→ EXTRAIT DE SOURCE

Rapport parlementaire sur la gestion du FPI : deux ans déjà, toujours pas de débat. l’Assemblée nationale protègerait-elle des criminels économiques ?

Dans sa plénière du 22 janvier 2015, l’Assemblée nationale avait décidé de la mise en place d’une commission d’enquête parlementaire devant vérifier les allégations de mauvaise gestion du Fonds de Promotion de l’industrie. Le rapport de cette commission dont faisaient partie quelques figures de proues de la Majorité présidentielle, notamment Patrick Thierry André Kakwata et Vicky Katumwa, avait été déposé le 18 novembre 2015 au bureau du président de l’Assemblée nationale, Aubin Minaku. Mais jusqu’à ce jour, soit deux ans exactement, ce rapport n’a jamais fait l’objet de débat dans l’Hémicycle. Le président de la Chambre basse l’a mis et enfermé dans le tiroir. Pour quelle raison ? Sans doute, celle de protéger les insolvables auprès du FPI dont bon nombre émane de la Majorité présidentielle.

En effet, selon ce rapport de la Commission d’enquête parlementaire, plus de 140 millions de dollars américains du FPI sont détenus par ses débiteurs. La grande majorité de ces derniers, renseigne le rapport, sont des insolvables. Parmi ces insolvables, quelques ministres et députés nationaux, anciens comme actuels, et par-dessus-tout membres de la majorité présidentielle. Véritablement départis de leur appartenance politique, les parlementaires enquêteurs avaient révélé que 70% de projets financés par le FPI entre 2008 et 2014, n’étaient pas réalisés et d’autres en étaient fictifs et que les fonds perçus n’étaient pas remboursés par les promoteurs.

Concernant les projets non réalisés, soit les promoteurs les avaient débutés mais n’avaient pas abouti aux résultats attendus pour certaines difficultés réelles ou supposées. Soit les promoteurs avaient affecté les fonds perçus à autre chose qui n’avait rien à voir avec le projet présenté au FPI. Et ces cas sont légion. Il y a par exemple une dame qui avait perçu près de 3.300.000$ pour implanter une usine de carton d’emballage à Limete depuis aout 2014. Mais lorsque la commission d’enquête parlementaire était descendue à l’adresse communiquée de cette cartonnerie, elle n’avait rien trouvé. Mais le rapport de supervision du FPI avait donné à ce projet un taux d’exécution de 70%.

Un exemple d’un cas de projet fictif : une dame avait bénéficié d’un prêt de 1.002.185$ pour l’implantation d’’une usine de production des articles en plastiques à Ngaliema. Faute d’indication précise de l’adresse de l’usine à Ngaliema, la Commission d’enquête s’était rendue au siège social de la société de cette dame renseigné dans le contrat au quartier Bon Marché. Et là, elle n’avait pas trouvé cette dame mais un hôtel, nouvellement construit et avec le nom de cette dame, comme propriétaire.

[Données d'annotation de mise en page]

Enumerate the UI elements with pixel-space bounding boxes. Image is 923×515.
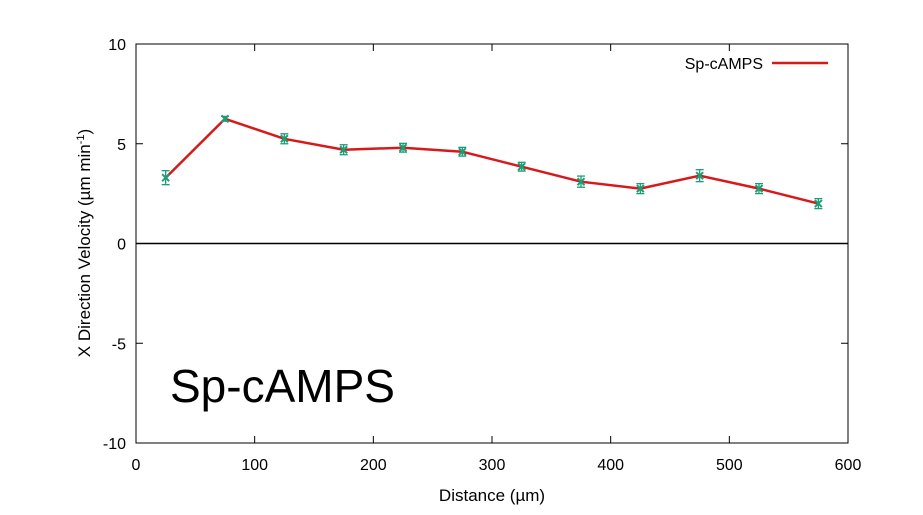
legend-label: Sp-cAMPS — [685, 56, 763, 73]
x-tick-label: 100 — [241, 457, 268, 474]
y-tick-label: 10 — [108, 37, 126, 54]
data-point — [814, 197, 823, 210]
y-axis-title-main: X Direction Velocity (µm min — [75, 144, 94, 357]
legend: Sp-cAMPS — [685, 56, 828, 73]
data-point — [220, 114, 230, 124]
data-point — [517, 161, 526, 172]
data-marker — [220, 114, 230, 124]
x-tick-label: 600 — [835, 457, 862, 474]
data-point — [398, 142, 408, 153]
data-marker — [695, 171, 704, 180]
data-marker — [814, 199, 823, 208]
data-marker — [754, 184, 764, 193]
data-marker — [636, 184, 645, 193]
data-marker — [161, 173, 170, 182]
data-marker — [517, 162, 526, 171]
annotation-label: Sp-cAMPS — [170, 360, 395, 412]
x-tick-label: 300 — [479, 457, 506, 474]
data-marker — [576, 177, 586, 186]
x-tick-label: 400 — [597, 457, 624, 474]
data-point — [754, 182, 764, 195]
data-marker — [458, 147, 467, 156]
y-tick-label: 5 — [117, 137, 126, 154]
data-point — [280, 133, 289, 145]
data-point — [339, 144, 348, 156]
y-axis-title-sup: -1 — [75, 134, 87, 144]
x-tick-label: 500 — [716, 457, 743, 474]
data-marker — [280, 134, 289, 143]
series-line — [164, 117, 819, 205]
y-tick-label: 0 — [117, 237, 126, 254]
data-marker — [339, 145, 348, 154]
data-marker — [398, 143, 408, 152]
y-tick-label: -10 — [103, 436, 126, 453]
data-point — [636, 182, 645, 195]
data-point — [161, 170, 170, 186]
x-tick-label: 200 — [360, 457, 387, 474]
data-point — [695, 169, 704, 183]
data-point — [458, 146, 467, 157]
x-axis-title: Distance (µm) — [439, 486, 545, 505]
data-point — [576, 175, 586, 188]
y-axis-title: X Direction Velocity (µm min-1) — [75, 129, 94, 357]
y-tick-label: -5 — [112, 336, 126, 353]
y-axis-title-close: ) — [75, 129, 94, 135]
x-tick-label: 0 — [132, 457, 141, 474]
---
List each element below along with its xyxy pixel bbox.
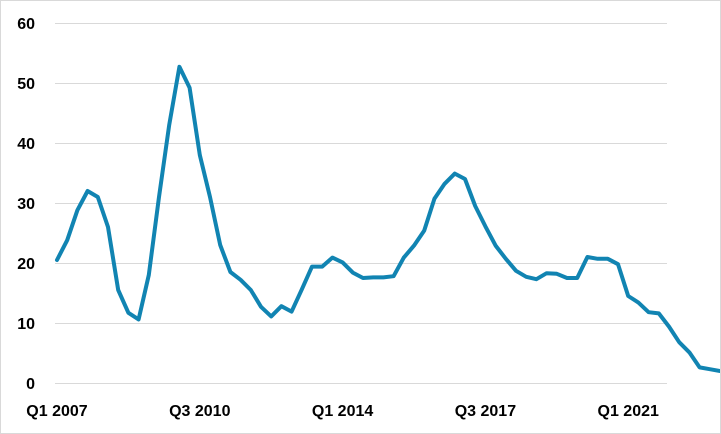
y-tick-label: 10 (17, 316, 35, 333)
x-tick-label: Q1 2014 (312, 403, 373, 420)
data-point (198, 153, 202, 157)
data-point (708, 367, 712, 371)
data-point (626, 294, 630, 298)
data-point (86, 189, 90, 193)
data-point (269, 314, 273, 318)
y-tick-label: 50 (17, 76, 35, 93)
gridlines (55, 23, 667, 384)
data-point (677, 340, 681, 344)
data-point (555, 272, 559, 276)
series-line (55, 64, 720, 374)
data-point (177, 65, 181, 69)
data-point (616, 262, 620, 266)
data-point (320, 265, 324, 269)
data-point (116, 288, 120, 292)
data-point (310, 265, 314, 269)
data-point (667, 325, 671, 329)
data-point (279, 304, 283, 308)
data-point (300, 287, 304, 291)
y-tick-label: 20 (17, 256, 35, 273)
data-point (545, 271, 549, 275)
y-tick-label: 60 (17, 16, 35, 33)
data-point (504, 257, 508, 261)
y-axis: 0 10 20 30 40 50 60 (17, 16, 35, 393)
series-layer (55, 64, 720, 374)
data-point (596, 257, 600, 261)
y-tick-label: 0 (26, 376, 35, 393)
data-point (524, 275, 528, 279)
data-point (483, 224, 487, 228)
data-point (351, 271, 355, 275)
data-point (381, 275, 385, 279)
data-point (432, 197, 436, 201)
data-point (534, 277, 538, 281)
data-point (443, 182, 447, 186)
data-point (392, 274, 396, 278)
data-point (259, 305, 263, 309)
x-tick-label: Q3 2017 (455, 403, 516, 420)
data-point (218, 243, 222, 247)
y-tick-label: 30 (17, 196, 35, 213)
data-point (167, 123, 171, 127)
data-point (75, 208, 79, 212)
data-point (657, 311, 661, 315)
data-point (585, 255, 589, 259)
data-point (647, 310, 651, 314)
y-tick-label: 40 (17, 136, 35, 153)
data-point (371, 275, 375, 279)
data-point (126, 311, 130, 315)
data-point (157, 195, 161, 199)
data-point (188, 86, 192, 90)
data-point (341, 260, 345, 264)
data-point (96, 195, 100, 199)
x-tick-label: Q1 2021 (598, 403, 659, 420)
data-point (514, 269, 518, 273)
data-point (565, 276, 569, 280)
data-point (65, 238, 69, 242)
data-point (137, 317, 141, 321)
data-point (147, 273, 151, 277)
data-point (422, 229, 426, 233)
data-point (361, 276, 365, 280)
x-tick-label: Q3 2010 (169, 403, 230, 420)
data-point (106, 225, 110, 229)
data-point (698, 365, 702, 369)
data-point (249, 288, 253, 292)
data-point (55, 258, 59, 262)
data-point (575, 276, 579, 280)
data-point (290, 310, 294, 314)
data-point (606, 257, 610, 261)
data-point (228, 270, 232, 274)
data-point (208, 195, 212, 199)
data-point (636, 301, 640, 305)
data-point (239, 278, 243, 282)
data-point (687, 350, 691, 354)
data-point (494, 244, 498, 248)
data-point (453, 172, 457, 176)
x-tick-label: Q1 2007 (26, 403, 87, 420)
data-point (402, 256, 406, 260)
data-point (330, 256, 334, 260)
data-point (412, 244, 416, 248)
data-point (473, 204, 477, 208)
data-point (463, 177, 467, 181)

→ TRAVAIL DEMANDÉ
Poursuivez l'article sur le rapport parlementaire consacré à la gestion du FPI, en reprenant juste après sa dernière phrase.

→ RÉPONSE
Les enquêteurs parlementaires ont dû noter qu’il y avait beaucoup de complaisance de la part du comité de gestion du FPI dans le choix des promoteurs des projets. L’ADG du FPI Constantin Mbengele, indique le rapport, avait privilégié l’octroi des crédits aux politiques et autres amis recommandés qu’aux véritables entrepreneurs.  C’est ainsi que ce rapport cite par exemple Tryphon KinKiey Mulumba, Aimé Ngoy Mukena, Célestin Mbuyu, Joseph Kokonyangi, Norbert Basengezi qui détiennent jusqu’à ce jour des millions de dollars du FPI sans remboursement.

 Les insolvables de la MP protégés par Aubin Minaku

Tenez, Tryphon KinKiey Mulumba. Il a malignement escroqué 450.000$ du FPI. Au nom des Ets Finances Press Group pour l’acquisition d’une imprimerie, il avait obtenu sous contrat n°641 en date du 20 octobre 2009, cette somme d’argent versée dans l’un de ses comptes à la TMB. Mais il nie avoir reçu ces fonds et multiple des manœuvres pour ne pas le rembourser, bien que des preuves des retraits par lui fonds aient été remises à la Commission d’enquête.

Célestin Mbuyu. Avait obtenu du FPI en mars 2013, 931.528$ au nom des Ets CEMKA pour le renforcement des capacités d’une savonnerie à Kamina. A la commission, il a déclaré pour justifier le non remboursement du prêt que les équipements achetés, trainaient encore en Turquie. Belle excuse de l’ancien ministre de l’Intérieur qui misera éternellement sur cet argument mensonger.

Aimé Ngoy Mukena. C’est pour le compte d’APMK SPRL AGRO-PASTORALE KAMENA MUKUTA que l’actuel ministre des hydrocarbures avait reçu en novembre 2009 du FPI 300.000$ pour l’achat d’une chaine de minoterie à Lubumbashi. Mais  avec cet argent, il a construit un immeuble qu’il a mis en location. Mais le comble de tout ça est qu’il ne rembourse pas l’argent emprunté.

Norbert Basengezi. Il est 1er vice-président de la CENI. Il avait au nom des Ets Maison Karibu perçu près de 780.000$ pour l’implantation d’une minoterie à Bukavu. La Commission indique dans son rapport que le projet a été réalisé et son impact socioéconomique est visible. Cependant, il se pose le problème du non-respect des échéances contractuelles de remboursement.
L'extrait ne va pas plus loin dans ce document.